Task objective - Search the records that follow and extract every line containing the string "JSON".

Dataset excerpts -
>> begin

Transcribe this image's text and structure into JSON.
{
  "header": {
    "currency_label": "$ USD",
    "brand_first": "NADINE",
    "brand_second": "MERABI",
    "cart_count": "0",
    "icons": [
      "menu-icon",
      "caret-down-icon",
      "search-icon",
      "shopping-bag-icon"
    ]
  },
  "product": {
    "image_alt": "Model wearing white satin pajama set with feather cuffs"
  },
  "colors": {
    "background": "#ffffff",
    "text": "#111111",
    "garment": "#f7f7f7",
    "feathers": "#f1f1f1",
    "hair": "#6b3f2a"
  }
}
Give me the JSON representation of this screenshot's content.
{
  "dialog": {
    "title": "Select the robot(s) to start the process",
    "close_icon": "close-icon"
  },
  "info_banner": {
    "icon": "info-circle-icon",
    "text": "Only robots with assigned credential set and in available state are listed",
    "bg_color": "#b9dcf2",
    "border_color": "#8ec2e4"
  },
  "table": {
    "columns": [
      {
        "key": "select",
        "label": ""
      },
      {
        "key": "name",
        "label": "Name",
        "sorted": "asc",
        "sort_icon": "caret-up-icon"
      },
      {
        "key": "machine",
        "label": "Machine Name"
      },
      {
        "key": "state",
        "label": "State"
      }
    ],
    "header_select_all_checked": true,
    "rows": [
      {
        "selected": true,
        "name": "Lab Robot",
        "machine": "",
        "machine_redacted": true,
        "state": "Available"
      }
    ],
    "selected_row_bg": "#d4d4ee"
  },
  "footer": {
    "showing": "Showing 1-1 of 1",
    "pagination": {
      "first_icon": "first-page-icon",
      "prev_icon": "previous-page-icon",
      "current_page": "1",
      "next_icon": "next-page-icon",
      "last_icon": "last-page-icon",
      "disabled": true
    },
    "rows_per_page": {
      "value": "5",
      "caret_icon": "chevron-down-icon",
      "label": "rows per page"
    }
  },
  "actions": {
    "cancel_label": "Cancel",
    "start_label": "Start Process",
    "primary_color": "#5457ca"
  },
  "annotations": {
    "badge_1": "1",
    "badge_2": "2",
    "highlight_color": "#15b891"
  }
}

>> end

Exercise answer -
Transcribe this image's text and structure into JSON.
Give me the JSON representation of this screenshot's content.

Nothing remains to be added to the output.